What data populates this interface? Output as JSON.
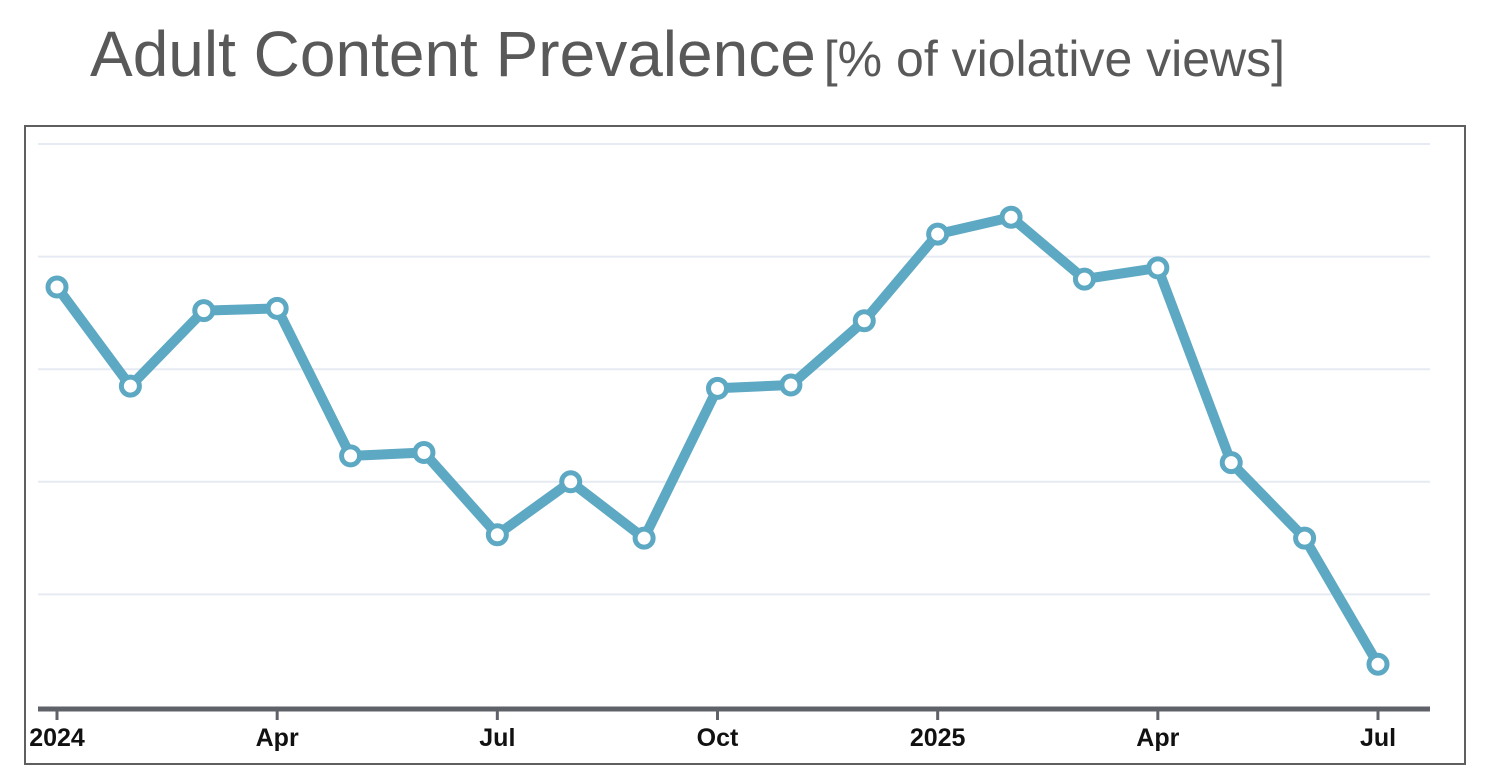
{
  "title": {
    "main": "Adult Content Prevalence",
    "unit": "[% of violative views]"
  },
  "chart_data": {
    "type": "line",
    "title": "Adult Content Prevalence [% of violative views]",
    "xlabel": "",
    "ylabel": "",
    "y_tick_labels_shown": false,
    "grid": true,
    "ylim": [
      0,
      5
    ],
    "x_tick_labels": [
      "2024",
      "Apr",
      "Jul",
      "Oct",
      "2025",
      "Apr",
      "Jul"
    ],
    "x_tick_indices": [
      0,
      3,
      6,
      9,
      12,
      15,
      18
    ],
    "series": [
      {
        "name": "Adult Content Prevalence",
        "color": "#5da8c3",
        "categories": [
          "Jan 2024",
          "Feb 2024",
          "Mar 2024",
          "Apr 2024",
          "May 2024",
          "Jun 2024",
          "Jul 2024",
          "Aug 2024",
          "Sep 2024",
          "Oct 2024",
          "Nov 2024",
          "Dec 2024",
          "Jan 2025",
          "Feb 2025",
          "Mar 2025",
          "Apr 2025",
          "May 2025",
          "Jun 2025",
          "Jul 2025"
        ],
        "values": [
          3.73,
          2.85,
          3.52,
          3.54,
          2.23,
          2.26,
          1.53,
          2.0,
          1.5,
          2.83,
          2.86,
          3.43,
          4.2,
          4.35,
          3.8,
          3.9,
          2.17,
          1.5,
          0.38
        ]
      }
    ]
  },
  "colors": {
    "title": "#595959",
    "grid": "#e6ebf3",
    "axis": "#5f6268",
    "line": "#5da8c3",
    "marker_fill": "#ffffff",
    "tick_text": "#111111"
  }
}
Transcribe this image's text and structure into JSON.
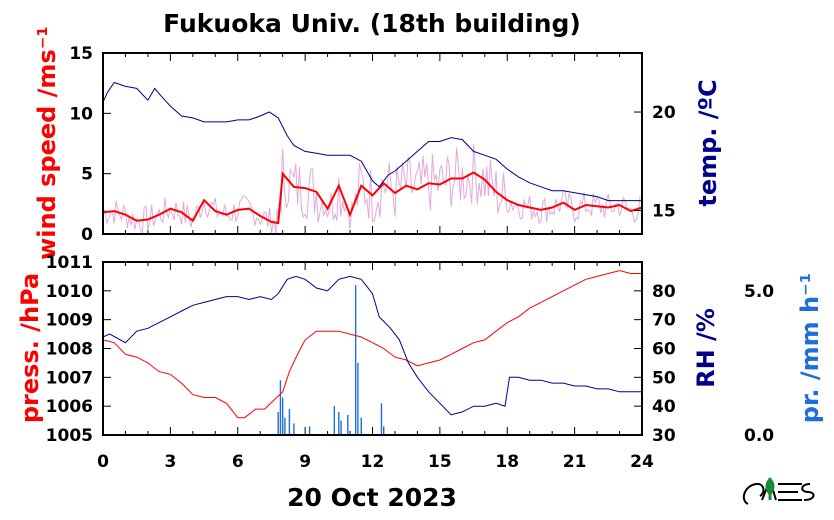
{
  "chart_data": [
    {
      "type": "line",
      "title": "Fukuoka Univ. (18th building)",
      "x_ticks": [
        "0",
        "3",
        "6",
        "9",
        "12",
        "15",
        "18",
        "21",
        "24"
      ],
      "xlim": [
        0,
        24
      ],
      "left_axis": {
        "label": "wind speed /ms⁻¹",
        "color": "#ff0000",
        "ylim": [
          0,
          15
        ],
        "ticks": [
          "0",
          "5",
          "10",
          "15"
        ]
      },
      "right_axis": {
        "label": "temp. /ºC",
        "color": "#00008b",
        "ylim": [
          13.8,
          23.0
        ],
        "ticks": [
          "15",
          "20"
        ]
      },
      "series": [
        {
          "axis": "left",
          "color": "#ff0000",
          "x": [
            0,
            0.5,
            1,
            1.5,
            2,
            2.5,
            3,
            3.5,
            4,
            4.5,
            5,
            5.5,
            6,
            6.5,
            7,
            7.5,
            7.8,
            8,
            8.5,
            9,
            9.5,
            10,
            10.5,
            11,
            11.5,
            12,
            12.5,
            13,
            13.5,
            14,
            14.5,
            15,
            15.5,
            16,
            16.5,
            17,
            17.5,
            18,
            18.5,
            19,
            19.5,
            20,
            20.5,
            21,
            21.5,
            22,
            22.5,
            23,
            23.5,
            24
          ],
          "y": [
            1.8,
            1.9,
            1.6,
            1.1,
            1.2,
            1.6,
            2.1,
            1.8,
            1.1,
            2.8,
            1.9,
            1.6,
            2.0,
            2.1,
            1.5,
            1.0,
            0.9,
            5.0,
            3.9,
            3.8,
            3.5,
            2.1,
            4.0,
            1.6,
            4.0,
            3.2,
            4.2,
            3.4,
            4.0,
            3.7,
            4.2,
            4.1,
            4.6,
            4.6,
            5.1,
            4.5,
            3.5,
            2.8,
            2.4,
            2.2,
            2.0,
            2.2,
            2.6,
            2.0,
            2.4,
            2.3,
            2.2,
            2.4,
            1.9,
            2.2
          ]
        },
        {
          "axis": "right",
          "color": "#00008b",
          "x": [
            0,
            0.2,
            0.5,
            1,
            1.5,
            2,
            2.3,
            2.6,
            3,
            3.5,
            4,
            4.5,
            5,
            5.5,
            6,
            6.5,
            7,
            7.4,
            7.8,
            8.2,
            8.5,
            9,
            9.5,
            10,
            10.5,
            11,
            11.5,
            12,
            12.3,
            12.7,
            13,
            13.5,
            14,
            14.5,
            15,
            15.5,
            16,
            16.5,
            17,
            17.5,
            18,
            18.5,
            19,
            19.5,
            20,
            20.5,
            21,
            21.5,
            22,
            22.5,
            23,
            23.5,
            24
          ],
          "y": [
            20.5,
            21.0,
            21.5,
            21.3,
            21.2,
            20.6,
            21.2,
            20.8,
            20.3,
            19.8,
            19.7,
            19.5,
            19.5,
            19.5,
            19.6,
            19.6,
            19.8,
            20.0,
            19.7,
            18.8,
            18.3,
            18.0,
            17.9,
            17.8,
            17.8,
            17.8,
            17.5,
            16.5,
            16.2,
            16.8,
            17.0,
            17.5,
            18.0,
            18.5,
            18.5,
            18.7,
            18.6,
            18.0,
            17.8,
            17.6,
            17.1,
            16.7,
            16.4,
            16.2,
            16.0,
            16.0,
            15.9,
            15.8,
            15.7,
            15.5,
            15.5,
            15.5,
            15.5
          ]
        }
      ]
    },
    {
      "type": "line",
      "x_ticks": [
        "0",
        "3",
        "6",
        "9",
        "12",
        "15",
        "18",
        "21",
        "24"
      ],
      "xlim": [
        0,
        24
      ],
      "xlabel": "20 Oct 2023",
      "left_axis": {
        "label": "press. /hPa",
        "color": "#ff0000",
        "ylim": [
          1005,
          1011
        ],
        "ticks": [
          "1005",
          "1006",
          "1007",
          "1008",
          "1009",
          "1010",
          "1011"
        ]
      },
      "right_axis": {
        "label": "RH /%",
        "color": "#00008b",
        "ylim": [
          30,
          90
        ],
        "ticks": [
          "30",
          "40",
          "50",
          "60",
          "70",
          "80"
        ]
      },
      "far_right_axis": {
        "label": "pr. /mm h⁻¹",
        "color": "#1e6fd9",
        "ylim": [
          0,
          6
        ],
        "ticks": [
          "0.0",
          "5.0"
        ]
      },
      "series": [
        {
          "axis": "left",
          "color": "#ff0000",
          "x": [
            0,
            0.5,
            1,
            1.5,
            2,
            2.5,
            3,
            3.5,
            4,
            4.5,
            5,
            5.5,
            6,
            6.3,
            6.8,
            7.2,
            7.6,
            8,
            8.3,
            8.6,
            9,
            9.5,
            10,
            10.5,
            11,
            11.5,
            12,
            12.5,
            13,
            13.5,
            14,
            14.5,
            15,
            15.5,
            16,
            16.5,
            17,
            17.5,
            18,
            18.5,
            19,
            19.5,
            20,
            20.5,
            21,
            21.5,
            22,
            22.5,
            23,
            23.5,
            24
          ],
          "y": [
            1008.3,
            1008.2,
            1007.8,
            1007.7,
            1007.5,
            1007.2,
            1007.1,
            1006.8,
            1006.4,
            1006.3,
            1006.3,
            1006.1,
            1005.6,
            1005.6,
            1005.9,
            1005.9,
            1006.2,
            1006.5,
            1007.2,
            1007.7,
            1008.3,
            1008.6,
            1008.6,
            1008.6,
            1008.5,
            1008.4,
            1008.2,
            1008.0,
            1007.7,
            1007.6,
            1007.4,
            1007.5,
            1007.6,
            1007.8,
            1008.0,
            1008.2,
            1008.3,
            1008.6,
            1008.9,
            1009.1,
            1009.4,
            1009.6,
            1009.8,
            1010.0,
            1010.2,
            1010.4,
            1010.5,
            1010.6,
            1010.7,
            1010.6,
            1010.6
          ]
        },
        {
          "axis": "right",
          "color": "#00008b",
          "x": [
            0,
            0.3,
            1,
            1.5,
            2,
            2.5,
            3,
            3.5,
            4,
            4.5,
            5,
            5.5,
            6,
            6.5,
            7,
            7.5,
            7.8,
            8.2,
            8.6,
            9,
            9.5,
            10,
            10.5,
            11,
            11.5,
            12,
            12.3,
            12.8,
            13.2,
            13.6,
            14,
            14.5,
            15,
            15.5,
            16,
            16.5,
            17,
            17.5,
            17.9,
            18.1,
            18.5,
            19,
            19.5,
            20,
            20.5,
            21,
            21.5,
            22,
            22.5,
            23,
            23.5,
            24
          ],
          "y": [
            64,
            65,
            62,
            66,
            67,
            69,
            71,
            73,
            75,
            76,
            77,
            78,
            78,
            77,
            78,
            77,
            79,
            84,
            85,
            84,
            81,
            80,
            84,
            85,
            84,
            79,
            71,
            67,
            63,
            55,
            50,
            45,
            41,
            37,
            38,
            40,
            40,
            41,
            40,
            50,
            50,
            49,
            49,
            48,
            48,
            47,
            47,
            46,
            46,
            45,
            45,
            45
          ]
        }
      ]
    }
  ]
}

════════════════════

== Goal of the exercise ==
Return from the data every line that holds "this".

== Final result ==
What data populates this interface? Output as JSON.
Transcribe this image's text and structure into JSON.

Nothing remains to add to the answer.